_Brief_
Omit the images, then print each record below exactly as it reads.

START

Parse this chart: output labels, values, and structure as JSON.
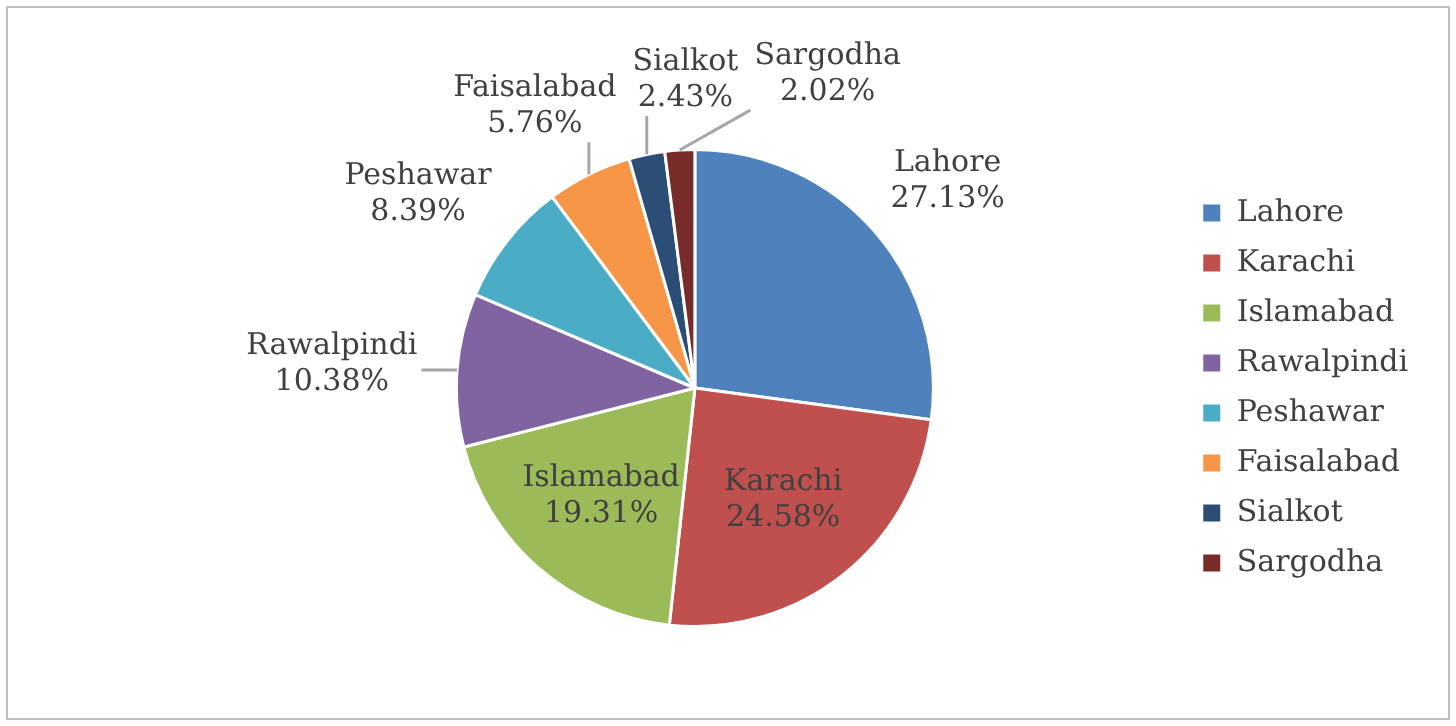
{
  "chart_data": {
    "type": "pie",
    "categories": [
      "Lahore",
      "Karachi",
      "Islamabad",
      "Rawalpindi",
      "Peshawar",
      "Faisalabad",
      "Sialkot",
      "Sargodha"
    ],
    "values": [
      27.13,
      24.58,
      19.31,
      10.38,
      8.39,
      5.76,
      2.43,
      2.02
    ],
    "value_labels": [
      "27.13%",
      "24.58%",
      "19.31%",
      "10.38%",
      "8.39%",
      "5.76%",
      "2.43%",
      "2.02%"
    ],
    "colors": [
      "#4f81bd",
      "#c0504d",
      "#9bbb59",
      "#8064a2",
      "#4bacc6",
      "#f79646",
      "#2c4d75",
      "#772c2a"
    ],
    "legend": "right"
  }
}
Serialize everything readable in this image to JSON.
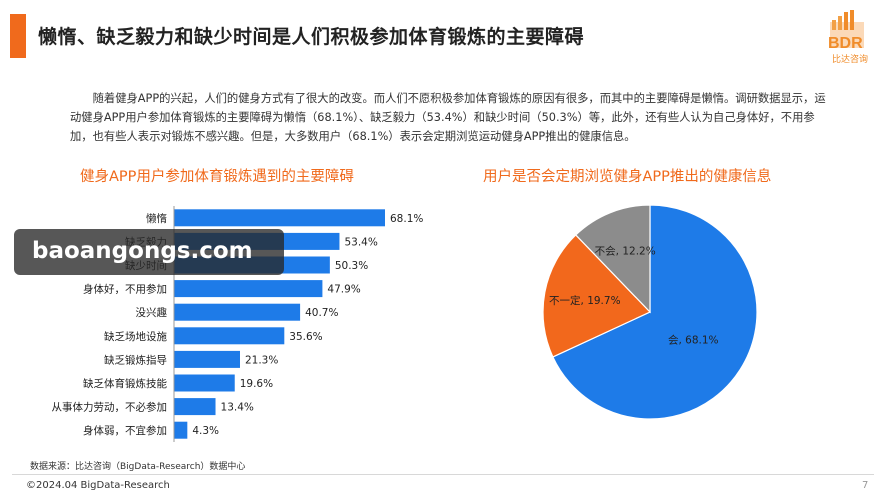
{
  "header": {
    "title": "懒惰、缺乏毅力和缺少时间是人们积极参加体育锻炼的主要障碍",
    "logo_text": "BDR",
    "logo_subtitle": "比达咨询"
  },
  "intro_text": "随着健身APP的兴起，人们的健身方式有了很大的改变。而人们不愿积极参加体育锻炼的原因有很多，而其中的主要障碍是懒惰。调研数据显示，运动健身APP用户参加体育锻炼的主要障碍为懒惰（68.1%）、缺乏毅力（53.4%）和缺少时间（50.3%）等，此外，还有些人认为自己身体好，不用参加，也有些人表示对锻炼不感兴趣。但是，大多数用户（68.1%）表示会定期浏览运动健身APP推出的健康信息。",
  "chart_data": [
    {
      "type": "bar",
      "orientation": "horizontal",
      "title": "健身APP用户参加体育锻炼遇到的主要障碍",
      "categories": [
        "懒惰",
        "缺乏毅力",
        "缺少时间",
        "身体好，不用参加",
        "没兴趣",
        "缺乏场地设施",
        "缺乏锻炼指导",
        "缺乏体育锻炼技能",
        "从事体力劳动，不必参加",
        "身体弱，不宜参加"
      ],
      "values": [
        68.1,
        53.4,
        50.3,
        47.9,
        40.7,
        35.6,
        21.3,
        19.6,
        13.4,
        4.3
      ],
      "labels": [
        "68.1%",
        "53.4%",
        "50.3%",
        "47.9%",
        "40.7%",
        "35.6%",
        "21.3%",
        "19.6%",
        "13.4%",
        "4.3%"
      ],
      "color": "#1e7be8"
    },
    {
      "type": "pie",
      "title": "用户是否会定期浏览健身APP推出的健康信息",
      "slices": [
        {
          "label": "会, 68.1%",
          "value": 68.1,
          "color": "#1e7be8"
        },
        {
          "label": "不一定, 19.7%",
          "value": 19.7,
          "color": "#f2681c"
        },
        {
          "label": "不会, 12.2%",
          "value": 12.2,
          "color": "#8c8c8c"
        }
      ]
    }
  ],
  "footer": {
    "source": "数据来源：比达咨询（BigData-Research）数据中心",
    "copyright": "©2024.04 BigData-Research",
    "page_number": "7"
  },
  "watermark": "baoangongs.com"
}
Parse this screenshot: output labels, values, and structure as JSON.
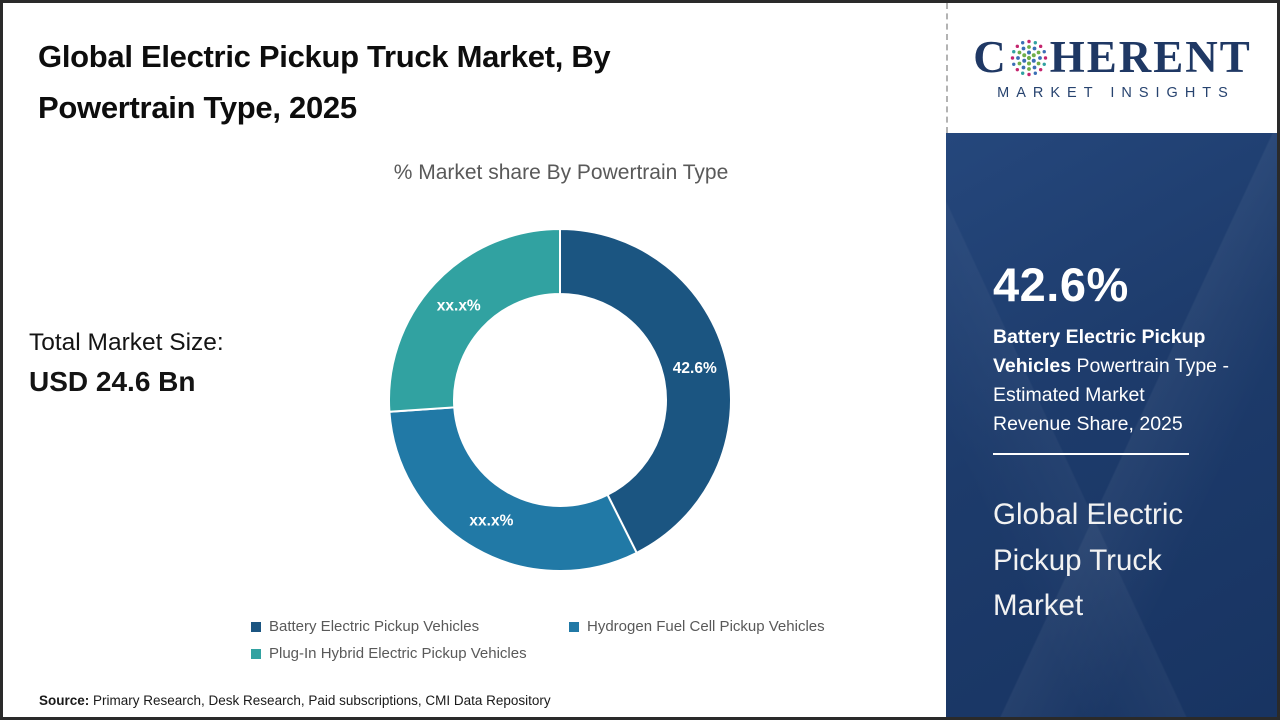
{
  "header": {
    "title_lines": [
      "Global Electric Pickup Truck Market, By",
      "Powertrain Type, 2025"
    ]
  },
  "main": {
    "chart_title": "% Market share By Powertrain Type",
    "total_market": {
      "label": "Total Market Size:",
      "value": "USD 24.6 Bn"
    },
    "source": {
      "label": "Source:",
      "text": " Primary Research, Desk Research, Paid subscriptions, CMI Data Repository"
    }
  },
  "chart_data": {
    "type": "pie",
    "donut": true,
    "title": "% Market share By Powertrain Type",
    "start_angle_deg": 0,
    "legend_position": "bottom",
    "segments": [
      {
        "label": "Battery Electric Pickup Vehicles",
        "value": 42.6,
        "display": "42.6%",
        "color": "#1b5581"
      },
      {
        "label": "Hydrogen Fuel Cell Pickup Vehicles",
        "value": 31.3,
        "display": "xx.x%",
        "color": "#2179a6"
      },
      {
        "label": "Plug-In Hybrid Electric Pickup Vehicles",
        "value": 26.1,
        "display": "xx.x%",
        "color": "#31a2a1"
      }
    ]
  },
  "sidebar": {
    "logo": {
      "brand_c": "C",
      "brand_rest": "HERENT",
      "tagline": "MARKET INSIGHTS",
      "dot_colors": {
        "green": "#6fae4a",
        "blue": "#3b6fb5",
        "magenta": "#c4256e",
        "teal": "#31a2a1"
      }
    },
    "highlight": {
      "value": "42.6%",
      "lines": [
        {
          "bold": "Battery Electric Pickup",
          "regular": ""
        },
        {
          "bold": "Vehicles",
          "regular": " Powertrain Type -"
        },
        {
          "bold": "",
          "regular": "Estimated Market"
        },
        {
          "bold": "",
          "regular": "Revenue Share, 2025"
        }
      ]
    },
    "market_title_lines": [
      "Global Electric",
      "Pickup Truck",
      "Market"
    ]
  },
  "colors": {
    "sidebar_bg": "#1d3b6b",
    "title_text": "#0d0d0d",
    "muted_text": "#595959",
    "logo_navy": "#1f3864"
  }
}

END

_Solution below_
Parse this chart: output labels, values, and structure as JSON.
{
  "chart_data": {
    "type": "pie",
    "categories": [
      "Lahore",
      "Karachi",
      "Islamabad",
      "Rawalpindi",
      "Peshawar",
      "Faisalabad",
      "Sialkot",
      "Sargodha"
    ],
    "values": [
      27.13,
      24.58,
      19.31,
      10.38,
      8.39,
      5.76,
      2.43,
      2.02
    ],
    "value_labels": [
      "27.13%",
      "24.58%",
      "19.31%",
      "10.38%",
      "8.39%",
      "5.76%",
      "2.43%",
      "2.02%"
    ],
    "colors": [
      "#4f81bd",
      "#c0504d",
      "#9bbb59",
      "#8064a2",
      "#4bacc6",
      "#f79646",
      "#2c4d75",
      "#772c2a"
    ],
    "legend": "right"
  }
}
Serialize everything readable in this image to JSON.
{
  "header": {
    "title": "懒惰、缺乏毅力和缺少时间是人们积极参加体育锻炼的主要障碍",
    "logo_text": "BDR",
    "logo_subtitle": "比达咨询"
  },
  "intro_text": "随着健身APP的兴起，人们的健身方式有了很大的改变。而人们不愿积极参加体育锻炼的原因有很多，而其中的主要障碍是懒惰。调研数据显示，运动健身APP用户参加体育锻炼的主要障碍为懒惰（68.1%）、缺乏毅力（53.4%）和缺少时间（50.3%）等，此外，还有些人认为自己身体好，不用参加，也有些人表示对锻炼不感兴趣。但是，大多数用户（68.1%）表示会定期浏览运动健身APP推出的健康信息。",
  "chart_data": [
    {
      "type": "bar",
      "orientation": "horizontal",
      "title": "健身APP用户参加体育锻炼遇到的主要障碍",
      "categories": [
        "懒惰",
        "缺乏毅力",
        "缺少时间",
        "身体好，不用参加",
        "没兴趣",
        "缺乏场地设施",
        "缺乏锻炼指导",
        "缺乏体育锻炼技能",
        "从事体力劳动，不必参加",
        "身体弱，不宜参加"
      ],
      "values": [
        68.1,
        53.4,
        50.3,
        47.9,
        40.7,
        35.6,
        21.3,
        19.6,
        13.4,
        4.3
      ],
      "labels": [
        "68.1%",
        "53.4%",
        "50.3%",
        "47.9%",
        "40.7%",
        "35.6%",
        "21.3%",
        "19.6%",
        "13.4%",
        "4.3%"
      ],
      "color": "#1e7be8"
    },
    {
      "type": "pie",
      "title": "用户是否会定期浏览健身APP推出的健康信息",
      "slices": [
        {
          "label": "会, 68.1%",
          "value": 68.1,
          "color": "#1e7be8"
        },
        {
          "label": "不一定, 19.7%",
          "value": 19.7,
          "color": "#f2681c"
        },
        {
          "label": "不会, 12.2%",
          "value": 12.2,
          "color": "#8c8c8c"
        }
      ]
    }
  ],
  "footer": {
    "source": "数据来源：比达咨询（BigData-Research）数据中心",
    "copyright": "©2024.04 BigData-Research",
    "page_number": "7"
  },
  "watermark": "baoangongs.com"
}
Parse this screenshot: output labels, values, and structure as JSON.
{
  "header": {
    "title_lines": [
      "Global Electric Pickup Truck Market, By",
      "Powertrain Type, 2025"
    ]
  },
  "main": {
    "chart_title": "% Market share By Powertrain Type",
    "total_market": {
      "label": "Total Market Size:",
      "value": "USD 24.6 Bn"
    },
    "source": {
      "label": "Source:",
      "text": " Primary Research, Desk Research, Paid subscriptions, CMI Data Repository"
    }
  },
  "chart_data": {
    "type": "pie",
    "donut": true,
    "title": "% Market share By Powertrain Type",
    "start_angle_deg": 0,
    "legend_position": "bottom",
    "segments": [
      {
        "label": "Battery Electric Pickup Vehicles",
        "value": 42.6,
        "display": "42.6%",
        "color": "#1b5581"
      },
      {
        "label": "Hydrogen Fuel Cell Pickup Vehicles",
        "value": 31.3,
        "display": "xx.x%",
        "color": "#2179a6"
      },
      {
        "label": "Plug-In Hybrid Electric Pickup Vehicles",
        "value": 26.1,
        "display": "xx.x%",
        "color": "#31a2a1"
      }
    ]
  },
  "sidebar": {
    "logo": {
      "brand_c": "C",
      "brand_rest": "HERENT",
      "tagline": "MARKET INSIGHTS",
      "dot_colors": {
        "green": "#6fae4a",
        "blue": "#3b6fb5",
        "magenta": "#c4256e",
        "teal": "#31a2a1"
      }
    },
    "highlight": {
      "value": "42.6%",
      "lines": [
        {
          "bold": "Battery Electric Pickup",
          "regular": ""
        },
        {
          "bold": "Vehicles",
          "regular": " Powertrain Type -"
        },
        {
          "bold": "",
          "regular": "Estimated Market"
        },
        {
          "bold": "",
          "regular": "Revenue Share, 2025"
        }
      ]
    },
    "market_title_lines": [
      "Global Electric",
      "Pickup Truck",
      "Market"
    ]
  },
  "colors": {
    "sidebar_bg": "#1d3b6b",
    "title_text": "#0d0d0d",
    "muted_text": "#595959",
    "logo_navy": "#1f3864"
  }
}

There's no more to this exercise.